### TASK OBJECTIVE
Reproduce all the lines exactly as they stand, apart from the pictures.
* * * * *
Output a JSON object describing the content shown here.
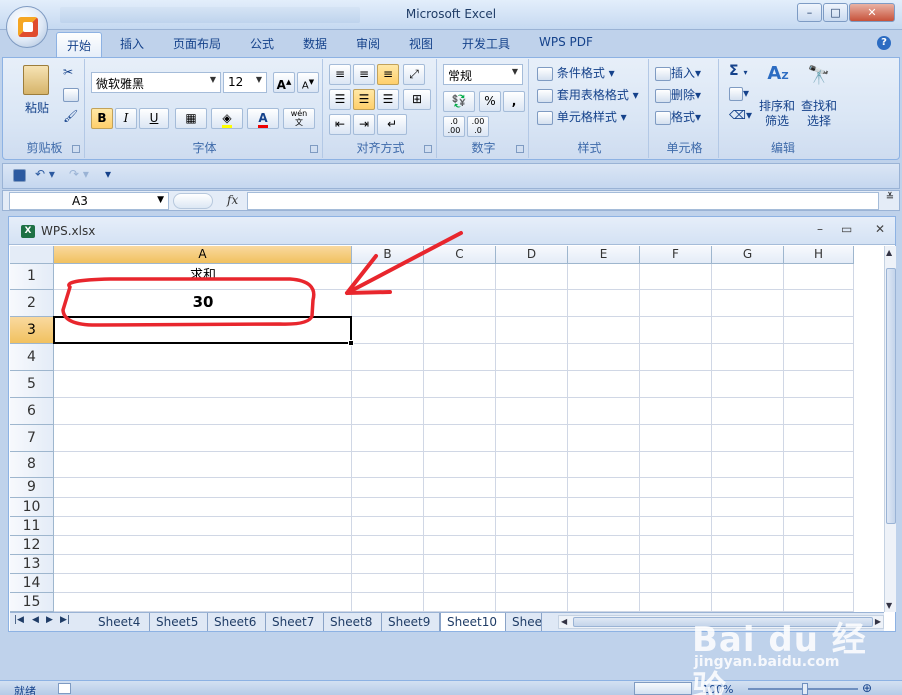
{
  "window": {
    "title": "Microsoft Excel",
    "minimize": "–",
    "maximize": "□",
    "close": "✕",
    "help": "?"
  },
  "ribbon_tabs": [
    "开始",
    "插入",
    "页面布局",
    "公式",
    "数据",
    "审阅",
    "视图",
    "开发工具",
    "WPS PDF"
  ],
  "active_tab": "开始",
  "ribbon": {
    "clipboard": {
      "label": "剪贴板",
      "paste": "粘贴"
    },
    "font": {
      "label": "字体",
      "font_name": "微软雅黑",
      "font_size": "12",
      "bold": "B",
      "italic": "I",
      "underline": "U",
      "grow": "A",
      "shrink": "A",
      "phonetic": "wén\n文"
    },
    "alignment": {
      "label": "对齐方式"
    },
    "number": {
      "label": "数字",
      "format": "常规",
      "percent": "%",
      "comma": ",",
      "inc_decimal": ".0\n.00",
      "dec_decimal": ".00\n.0"
    },
    "styles": {
      "label": "样式",
      "conditional": "条件格式",
      "table_format": "套用表格格式",
      "cell_styles": "单元格样式"
    },
    "cells": {
      "label": "单元格",
      "insert": "插入",
      "delete": "删除",
      "format": "格式"
    },
    "editing": {
      "label": "编辑",
      "sigma": "Σ",
      "sort_filter": "排序和\n筛选",
      "find_select": "查找和\n选择"
    }
  },
  "formula_bar": {
    "name_box": "A3",
    "fx": "fx",
    "formula": ""
  },
  "workbook": {
    "name": "WPS.xlsx",
    "columns": [
      "A",
      "B",
      "C",
      "D",
      "E",
      "F",
      "G",
      "H"
    ],
    "selected_column": "A",
    "rows": [
      "1",
      "2",
      "3",
      "4",
      "5",
      "6",
      "7",
      "8",
      "9",
      "10",
      "11",
      "12",
      "13",
      "14",
      "15"
    ],
    "selected_row": "3",
    "cells": {
      "A1": "求和",
      "A2": "30"
    }
  },
  "sheet_tabs": [
    "Sheet4",
    "Sheet5",
    "Sheet6",
    "Sheet7",
    "Sheet8",
    "Sheet9",
    "Sheet10",
    "Shee"
  ],
  "active_sheet": "Sheet10",
  "status": {
    "ready": "就绪",
    "zoom": "100%"
  },
  "watermark": {
    "logo": "Bai du 经验",
    "url": "jingyan.baidu.com"
  },
  "colors": {
    "annotation": "#e8262d",
    "ribbon_accent": "#15428b"
  }
}
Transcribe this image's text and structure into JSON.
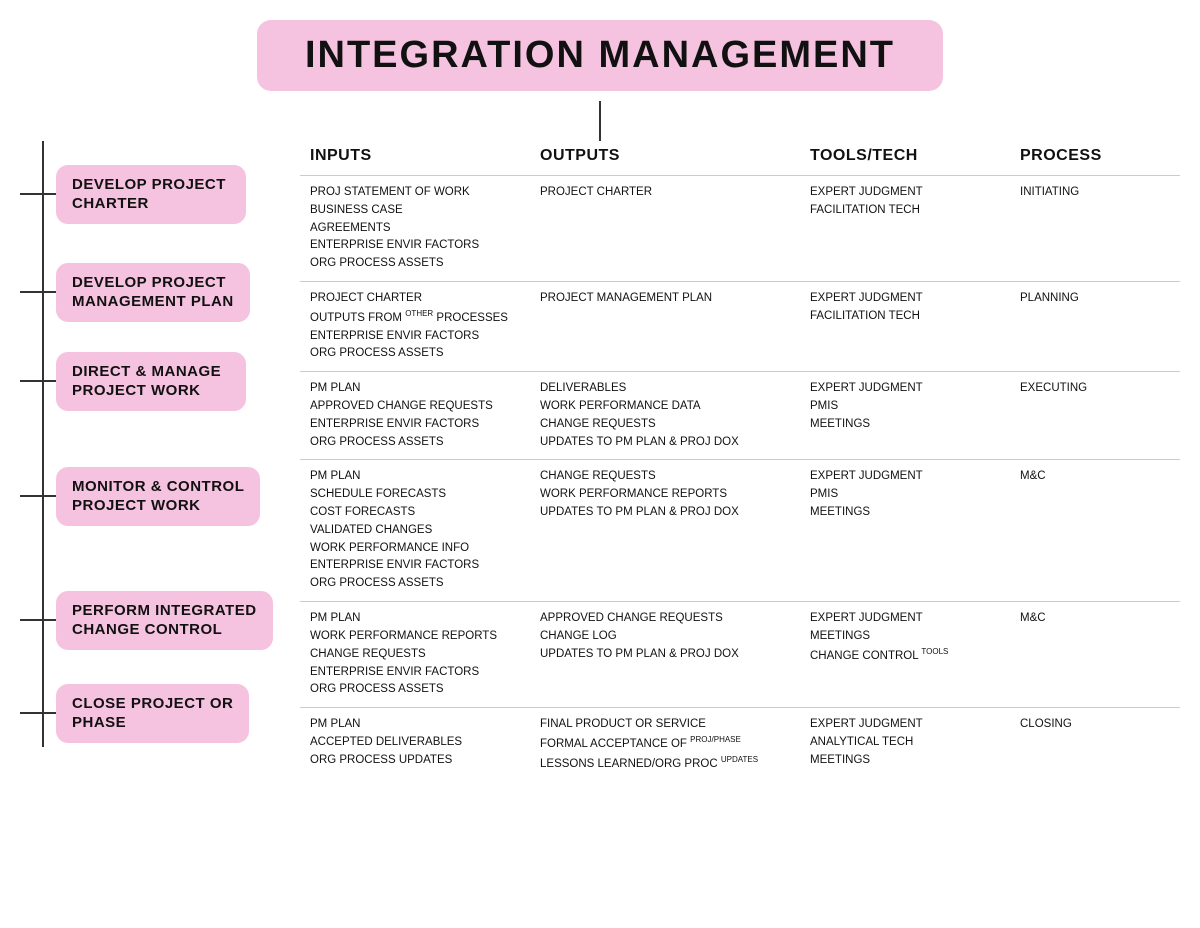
{
  "title": "INTEGRATION MANAGEMENT",
  "col_headers": [
    "INPUTS",
    "OUTPUTS",
    "TOOLS/TECH",
    "PROCESS"
  ],
  "processes": [
    {
      "label": "DEVELOP PROJECT\nCHARTER",
      "inputs": [
        "PROJ STATEMENT OF WORK",
        "BUSINESS CASE",
        "AGREEMENTS",
        "ENTERPRISE ENVIR FACTORS",
        "ORG PROCESS ASSETS"
      ],
      "outputs": [
        "PROJECT CHARTER"
      ],
      "tools": [
        "EXPERT JUDGMENT",
        "FACILITATION TECH"
      ],
      "process": "INITIATING"
    },
    {
      "label": "DEVELOP PROJECT\nMANAGEMENT PLAN",
      "inputs": [
        "PROJECT CHARTER",
        {
          "text": "OUTPUTS FROM ",
          "sup": "OTHER",
          "rest": " PROCESSES"
        },
        "ENTERPRISE ENVIR FACTORS",
        "ORG PROCESS ASSETS"
      ],
      "outputs": [
        "PROJECT MANAGEMENT PLAN"
      ],
      "tools": [
        "EXPERT JUDGMENT",
        "FACILITATION TECH"
      ],
      "process": "PLANNING"
    },
    {
      "label": "DIRECT & MANAGE\nPROJECT WORK",
      "inputs": [
        "PM PLAN",
        "APPROVED CHANGE REQUESTS",
        "ENTERPRISE ENVIR FACTORS",
        "ORG PROCESS ASSETS"
      ],
      "outputs": [
        "DELIVERABLES",
        "WORK PERFORMANCE DATA",
        "CHANGE REQUESTS",
        "UPDATES TO PM PLAN & PROJ DOX"
      ],
      "tools": [
        "EXPERT JUDGMENT",
        "PMIS",
        "MEETINGS"
      ],
      "process": "EXECUTING"
    },
    {
      "label": "MONITOR & CONTROL\nPROJECT WORK",
      "inputs": [
        "PM PLAN",
        "SCHEDULE FORECASTS",
        "COST FORECASTS",
        "VALIDATED CHANGES",
        "WORK PERFORMANCE INFO",
        "ENTERPRISE ENVIR FACTORS",
        "ORG PROCESS ASSETS"
      ],
      "outputs": [
        "CHANGE REQUESTS",
        "WORK PERFORMANCE REPORTS",
        "UPDATES TO PM PLAN & PROJ DOX"
      ],
      "tools": [
        "EXPERT JUDGMENT",
        "PMIS",
        "MEETINGS"
      ],
      "process": "M&C"
    },
    {
      "label": "PERFORM INTEGRATED\nCHANGE CONTROL",
      "inputs": [
        "PM PLAN",
        "WORK PERFORMANCE REPORTS",
        "CHANGE REQUESTS",
        "ENTERPRISE ENVIR FACTORS",
        "ORG PROCESS ASSETS"
      ],
      "outputs": [
        "APPROVED CHANGE REQUESTS",
        "CHANGE LOG",
        "UPDATES TO PM PLAN & PROJ DOX"
      ],
      "tools": [
        "EXPERT JUDGMENT",
        "MEETINGS",
        {
          "text": "CHANGE CONTROL ",
          "sup": "TOOLS"
        }
      ],
      "process": "M&C"
    },
    {
      "label": "CLOSE PROJECT OR\nPHASE",
      "inputs": [
        "PM PLAN",
        "ACCEPTED DELIVERABLES",
        "ORG PROCESS UPDATES"
      ],
      "outputs": [
        "FINAL PRODUCT OR SERVICE",
        {
          "text": "FORMAL ACCEPTANCE OF ",
          "sup": "PROJ/PHASE"
        },
        {
          "text": "LESSONS LEARNED/ORG PROC ",
          "sup": "UPDATES"
        }
      ],
      "tools": [
        "EXPERT JUDGMENT",
        "ANALYTICAL TECH",
        "MEETINGS"
      ],
      "process": "CLOSING"
    }
  ]
}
* * * * *
### SOLVED PROBLEM
Output a JSON object describing the content shown here.
{
  "window": {
    "title": "Microsoft Excel",
    "minimize": "–",
    "maximize": "□",
    "close": "✕",
    "help": "?"
  },
  "ribbon_tabs": [
    "开始",
    "插入",
    "页面布局",
    "公式",
    "数据",
    "审阅",
    "视图",
    "开发工具",
    "WPS PDF"
  ],
  "active_tab": "开始",
  "ribbon": {
    "clipboard": {
      "label": "剪贴板",
      "paste": "粘贴"
    },
    "font": {
      "label": "字体",
      "font_name": "微软雅黑",
      "font_size": "12",
      "bold": "B",
      "italic": "I",
      "underline": "U",
      "grow": "A",
      "shrink": "A",
      "phonetic": "wén\n文"
    },
    "alignment": {
      "label": "对齐方式"
    },
    "number": {
      "label": "数字",
      "format": "常规",
      "percent": "%",
      "comma": ",",
      "inc_decimal": ".0\n.00",
      "dec_decimal": ".00\n.0"
    },
    "styles": {
      "label": "样式",
      "conditional": "条件格式",
      "table_format": "套用表格格式",
      "cell_styles": "单元格样式"
    },
    "cells": {
      "label": "单元格",
      "insert": "插入",
      "delete": "删除",
      "format": "格式"
    },
    "editing": {
      "label": "编辑",
      "sigma": "Σ",
      "sort_filter": "排序和\n筛选",
      "find_select": "查找和\n选择"
    }
  },
  "formula_bar": {
    "name_box": "A3",
    "fx": "fx",
    "formula": ""
  },
  "workbook": {
    "name": "WPS.xlsx",
    "columns": [
      "A",
      "B",
      "C",
      "D",
      "E",
      "F",
      "G",
      "H"
    ],
    "selected_column": "A",
    "rows": [
      "1",
      "2",
      "3",
      "4",
      "5",
      "6",
      "7",
      "8",
      "9",
      "10",
      "11",
      "12",
      "13",
      "14",
      "15"
    ],
    "selected_row": "3",
    "cells": {
      "A1": "求和",
      "A2": "30"
    }
  },
  "sheet_tabs": [
    "Sheet4",
    "Sheet5",
    "Sheet6",
    "Sheet7",
    "Sheet8",
    "Sheet9",
    "Sheet10",
    "Shee"
  ],
  "active_sheet": "Sheet10",
  "status": {
    "ready": "就绪",
    "zoom": "100%"
  },
  "watermark": {
    "logo": "Bai du 经验",
    "url": "jingyan.baidu.com"
  },
  "colors": {
    "annotation": "#e8262d",
    "ribbon_accent": "#15428b"
  }
}
Transcribe this image's text and structure into JSON.
{
  "title": "INTEGRATION MANAGEMENT",
  "col_headers": [
    "INPUTS",
    "OUTPUTS",
    "TOOLS/TECH",
    "PROCESS"
  ],
  "processes": [
    {
      "label": "DEVELOP PROJECT\nCHARTER",
      "inputs": [
        "PROJ STATEMENT OF WORK",
        "BUSINESS CASE",
        "AGREEMENTS",
        "ENTERPRISE ENVIR FACTORS",
        "ORG PROCESS ASSETS"
      ],
      "outputs": [
        "PROJECT CHARTER"
      ],
      "tools": [
        "EXPERT JUDGMENT",
        "FACILITATION TECH"
      ],
      "process": "INITIATING"
    },
    {
      "label": "DEVELOP PROJECT\nMANAGEMENT PLAN",
      "inputs": [
        "PROJECT CHARTER",
        {
          "text": "OUTPUTS FROM ",
          "sup": "OTHER",
          "rest": " PROCESSES"
        },
        "ENTERPRISE ENVIR FACTORS",
        "ORG PROCESS ASSETS"
      ],
      "outputs": [
        "PROJECT MANAGEMENT PLAN"
      ],
      "tools": [
        "EXPERT JUDGMENT",
        "FACILITATION TECH"
      ],
      "process": "PLANNING"
    },
    {
      "label": "DIRECT & MANAGE\nPROJECT WORK",
      "inputs": [
        "PM PLAN",
        "APPROVED CHANGE REQUESTS",
        "ENTERPRISE ENVIR FACTORS",
        "ORG PROCESS ASSETS"
      ],
      "outputs": [
        "DELIVERABLES",
        "WORK PERFORMANCE DATA",
        "CHANGE REQUESTS",
        "UPDATES TO PM PLAN & PROJ DOX"
      ],
      "tools": [
        "EXPERT JUDGMENT",
        "PMIS",
        "MEETINGS"
      ],
      "process": "EXECUTING"
    },
    {
      "label": "MONITOR & CONTROL\nPROJECT WORK",
      "inputs": [
        "PM PLAN",
        "SCHEDULE FORECASTS",
        "COST FORECASTS",
        "VALIDATED CHANGES",
        "WORK PERFORMANCE INFO",
        "ENTERPRISE ENVIR FACTORS",
        "ORG PROCESS ASSETS"
      ],
      "outputs": [
        "CHANGE REQUESTS",
        "WORK PERFORMANCE REPORTS",
        "UPDATES TO PM PLAN & PROJ DOX"
      ],
      "tools": [
        "EXPERT JUDGMENT",
        "PMIS",
        "MEETINGS"
      ],
      "process": "M&C"
    },
    {
      "label": "PERFORM INTEGRATED\nCHANGE CONTROL",
      "inputs": [
        "PM PLAN",
        "WORK PERFORMANCE REPORTS",
        "CHANGE REQUESTS",
        "ENTERPRISE ENVIR FACTORS",
        "ORG PROCESS ASSETS"
      ],
      "outputs": [
        "APPROVED CHANGE REQUESTS",
        "CHANGE LOG",
        "UPDATES TO PM PLAN & PROJ DOX"
      ],
      "tools": [
        "EXPERT JUDGMENT",
        "MEETINGS",
        {
          "text": "CHANGE CONTROL ",
          "sup": "TOOLS"
        }
      ],
      "process": "M&C"
    },
    {
      "label": "CLOSE PROJECT OR\nPHASE",
      "inputs": [
        "PM PLAN",
        "ACCEPTED DELIVERABLES",
        "ORG PROCESS UPDATES"
      ],
      "outputs": [
        "FINAL PRODUCT OR SERVICE",
        {
          "text": "FORMAL ACCEPTANCE OF ",
          "sup": "PROJ/PHASE"
        },
        {
          "text": "LESSONS LEARNED/ORG PROC ",
          "sup": "UPDATES"
        }
      ],
      "tools": [
        "EXPERT JUDGMENT",
        "ANALYTICAL TECH",
        "MEETINGS"
      ],
      "process": "CLOSING"
    }
  ]
}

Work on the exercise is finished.